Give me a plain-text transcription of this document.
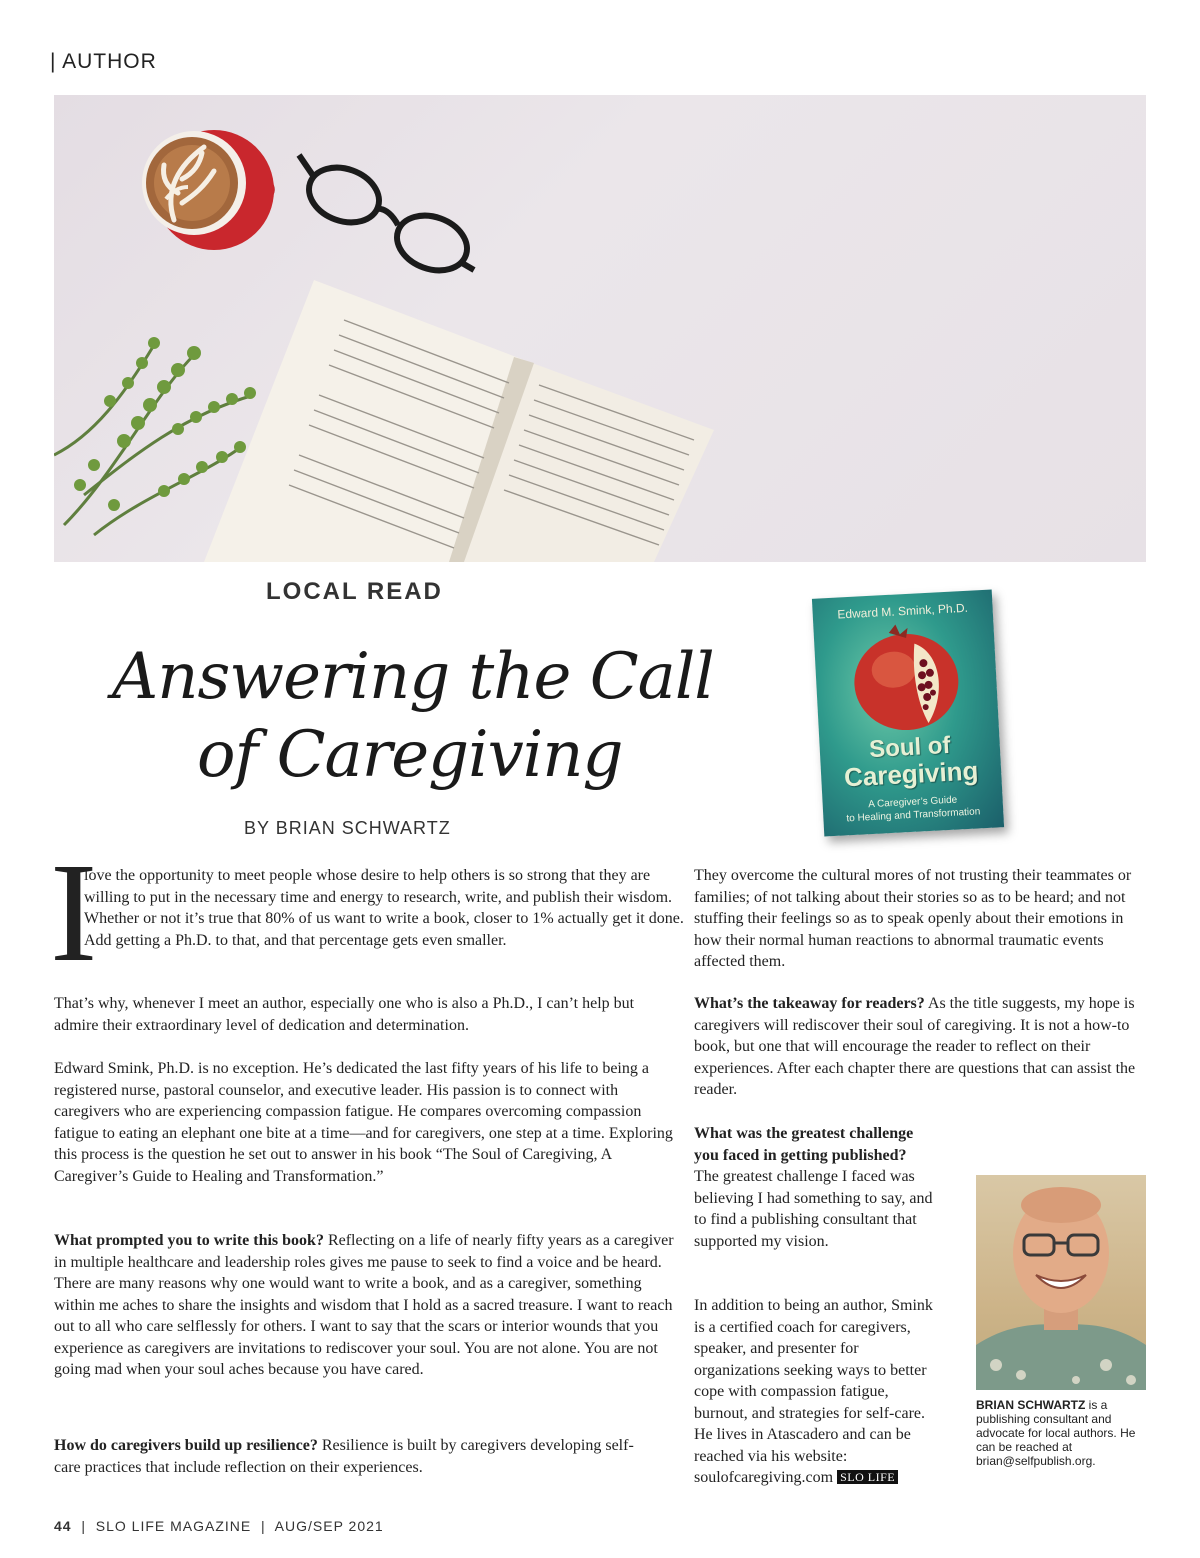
| AUTHOR
LOCAL READ
Answering the Call
of Caregiving
BY BRIAN SCHWARTZ
Edward M. Smink, Ph.D.
Soul of
Caregiving
A Caregiver’s Guide
to Healing and Transformation
I
love the opportunity to meet people whose desire to help others is so strong that they are willing to put in the necessary time and energy to research, write, and publish their wisdom. Whether or not it’s true that 80% of us want to write a book, closer to 1% actually get it done. Add getting a Ph.D. to that, and that percentage gets even smaller.
That’s why, whenever I meet an author, especially one who is also a Ph.D., I can’t help but admire their extraordinary level of dedication and determination.
Edward Smink, Ph.D. is no exception. He’s dedicated the last fifty years of his life to being a registered nurse, pastoral counselor, and executive leader. His passion is to connect with caregivers who are experiencing compassion fatigue. He compares overcoming compassion fatigue to eating an elephant one bite at a time—and for caregivers, one step at a time. Exploring this process is the question he set out to answer in his book “The Soul of Caregiving, A Caregiver’s Guide to Healing and Transformation.”
What prompted you to write this book? Reflecting on a life of nearly fifty years as a caregiver in multiple healthcare and leadership roles gives me pause to seek to find a voice and be heard. There are many reasons why one would want to write a book, and as a caregiver, something within me aches to share the insights and wisdom that I hold as a sacred treasure. I want to reach out to all who care selflessly for others. I want to say that the scars or interior wounds that you experience as caregivers are invitations to rediscover your soul. You are not alone. You are not going mad when your soul aches because you have cared.
How do caregivers build up resilience? Resilience is built by caregivers developing self-care practices that include reflection on their experiences.
They overcome the cultural mores of not trusting their teammates or families; of not talking about their stories so as to be heard; and not stuffing their feelings so as to speak openly about their emotions in how their normal human reactions to abnormal traumatic events affected them.
What’s the takeaway for readers? As the title suggests, my hope is caregivers will rediscover their soul of caregiving. It is not a how-to book, but one that will encourage the reader to reflect on their experiences. After each chapter there are questions that can assist the reader.
What was the greatest challenge you faced in getting published? The greatest challenge I faced was believing I had something to say, and to find a publishing consultant that supported my vision.
In addition to being an author, Smink is a certified coach for caregivers, speaker, and presenter for organizations seeking ways to better cope with compassion fatigue, burnout, and strategies for self-care. He lives in Atascadero and can be reached via his website: soulofcaregiving.com SLO LIFE
BRIAN SCHWARTZ is a publishing consultant and advocate for local authors. He can be reached at brian@selfpublish.org.
44  |  SLO LIFE MAGAZINE  |  AUG/SEP 2021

— WHAT THE TASK ASKS —
Filter the listing above by the word "getting"; copy each line that passes.

— ANSWER TO THIS PROBLEM —
love the opportunity to meet people whose desire to help others is so strong that they are willing to put in the necessary time and energy to research, write, and publish their wisdom. Whether or not it’s true that 80% of us want to write a book, closer to 1% actually get it done. Add getting a Ph.D. to that, and that percentage gets even smaller.
What was the greatest challenge you faced in getting published? The greatest challenge I faced was believing I had something to say, and to find a publishing consultant that supported my vision.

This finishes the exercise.